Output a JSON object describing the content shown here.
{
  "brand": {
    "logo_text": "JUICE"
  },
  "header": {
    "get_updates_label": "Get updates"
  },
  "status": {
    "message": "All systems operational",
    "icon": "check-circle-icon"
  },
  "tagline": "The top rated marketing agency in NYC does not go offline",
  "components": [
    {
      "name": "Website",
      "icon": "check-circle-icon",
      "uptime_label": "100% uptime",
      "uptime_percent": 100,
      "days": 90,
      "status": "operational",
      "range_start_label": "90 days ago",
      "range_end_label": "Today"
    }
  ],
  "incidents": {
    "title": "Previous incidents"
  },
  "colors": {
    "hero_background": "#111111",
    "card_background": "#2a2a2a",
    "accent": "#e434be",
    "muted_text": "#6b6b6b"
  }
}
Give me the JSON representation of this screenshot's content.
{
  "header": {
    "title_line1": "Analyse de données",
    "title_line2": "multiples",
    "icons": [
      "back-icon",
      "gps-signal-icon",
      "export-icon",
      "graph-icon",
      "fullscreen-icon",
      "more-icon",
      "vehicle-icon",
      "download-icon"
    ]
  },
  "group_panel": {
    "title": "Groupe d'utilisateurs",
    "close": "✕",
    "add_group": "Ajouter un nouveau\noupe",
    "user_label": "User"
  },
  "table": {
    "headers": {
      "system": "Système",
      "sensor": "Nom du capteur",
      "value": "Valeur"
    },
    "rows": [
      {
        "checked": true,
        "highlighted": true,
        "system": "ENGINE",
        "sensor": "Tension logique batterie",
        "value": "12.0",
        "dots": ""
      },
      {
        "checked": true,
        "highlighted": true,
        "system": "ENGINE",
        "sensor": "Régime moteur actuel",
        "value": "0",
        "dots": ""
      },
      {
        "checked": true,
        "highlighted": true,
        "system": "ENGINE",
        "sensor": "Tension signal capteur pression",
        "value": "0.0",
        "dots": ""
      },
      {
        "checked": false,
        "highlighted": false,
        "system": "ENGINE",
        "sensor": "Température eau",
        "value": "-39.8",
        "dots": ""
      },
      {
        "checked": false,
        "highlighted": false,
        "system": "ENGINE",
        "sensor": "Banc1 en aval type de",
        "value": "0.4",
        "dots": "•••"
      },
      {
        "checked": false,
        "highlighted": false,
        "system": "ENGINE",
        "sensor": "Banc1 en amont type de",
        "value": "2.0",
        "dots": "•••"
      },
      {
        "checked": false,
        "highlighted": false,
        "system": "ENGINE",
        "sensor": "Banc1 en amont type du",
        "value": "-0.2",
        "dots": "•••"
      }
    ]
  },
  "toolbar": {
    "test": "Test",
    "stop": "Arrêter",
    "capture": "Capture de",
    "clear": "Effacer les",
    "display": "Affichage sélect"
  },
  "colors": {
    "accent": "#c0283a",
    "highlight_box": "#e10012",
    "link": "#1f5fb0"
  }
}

□ □ □ □ □

■ Brief
Output every line above without altering anything.

■ Solution
Output a JSON object describing the content shown here.
{
  "brand": {
    "logo_text": "JUICE"
  },
  "header": {
    "get_updates_label": "Get updates"
  },
  "status": {
    "message": "All systems operational",
    "icon": "check-circle-icon"
  },
  "tagline": "The top rated marketing agency in NYC does not go offline",
  "components": [
    {
      "name": "Website",
      "icon": "check-circle-icon",
      "uptime_label": "100% uptime",
      "uptime_percent": 100,
      "days": 90,
      "status": "operational",
      "range_start_label": "90 days ago",
      "range_end_label": "Today"
    }
  ],
  "incidents": {
    "title": "Previous incidents"
  },
  "colors": {
    "hero_background": "#111111",
    "card_background": "#2a2a2a",
    "accent": "#e434be",
    "muted_text": "#6b6b6b"
  }
}
Give me the JSON representation of this screenshot's content.
{
  "header": {
    "title_line1": "Analyse de données",
    "title_line2": "multiples",
    "icons": [
      "back-icon",
      "gps-signal-icon",
      "export-icon",
      "graph-icon",
      "fullscreen-icon",
      "more-icon",
      "vehicle-icon",
      "download-icon"
    ]
  },
  "group_panel": {
    "title": "Groupe d'utilisateurs",
    "close": "✕",
    "add_group": "Ajouter un nouveau\noupe",
    "user_label": "User"
  },
  "table": {
    "headers": {
      "system": "Système",
      "sensor": "Nom du capteur",
      "value": "Valeur"
    },
    "rows": [
      {
        "checked": true,
        "highlighted": true,
        "system": "ENGINE",
        "sensor": "Tension logique batterie",
        "value": "12.0",
        "dots": ""
      },
      {
        "checked": true,
        "highlighted": true,
        "system": "ENGINE",
        "sensor": "Régime moteur actuel",
        "value": "0",
        "dots": ""
      },
      {
        "checked": true,
        "highlighted": true,
        "system": "ENGINE",
        "sensor": "Tension signal capteur pression",
        "value": "0.0",
        "dots": ""
      },
      {
        "checked": false,
        "highlighted": false,
        "system": "ENGINE",
        "sensor": "Température eau",
        "value": "-39.8",
        "dots": ""
      },
      {
        "checked": false,
        "highlighted": false,
        "system": "ENGINE",
        "sensor": "Banc1 en aval type de",
        "value": "0.4",
        "dots": "•••"
      },
      {
        "checked": false,
        "highlighted": false,
        "system": "ENGINE",
        "sensor": "Banc1 en amont type de",
        "value": "2.0",
        "dots": "•••"
      },
      {
        "checked": false,
        "highlighted": false,
        "system": "ENGINE",
        "sensor": "Banc1 en amont type du",
        "value": "-0.2",
        "dots": "•••"
      }
    ]
  },
  "toolbar": {
    "test": "Test",
    "stop": "Arrêter",
    "capture": "Capture de",
    "clear": "Effacer les",
    "display": "Affichage sélect"
  },
  "colors": {
    "accent": "#c0283a",
    "highlight_box": "#e10012",
    "link": "#1f5fb0"
  }
}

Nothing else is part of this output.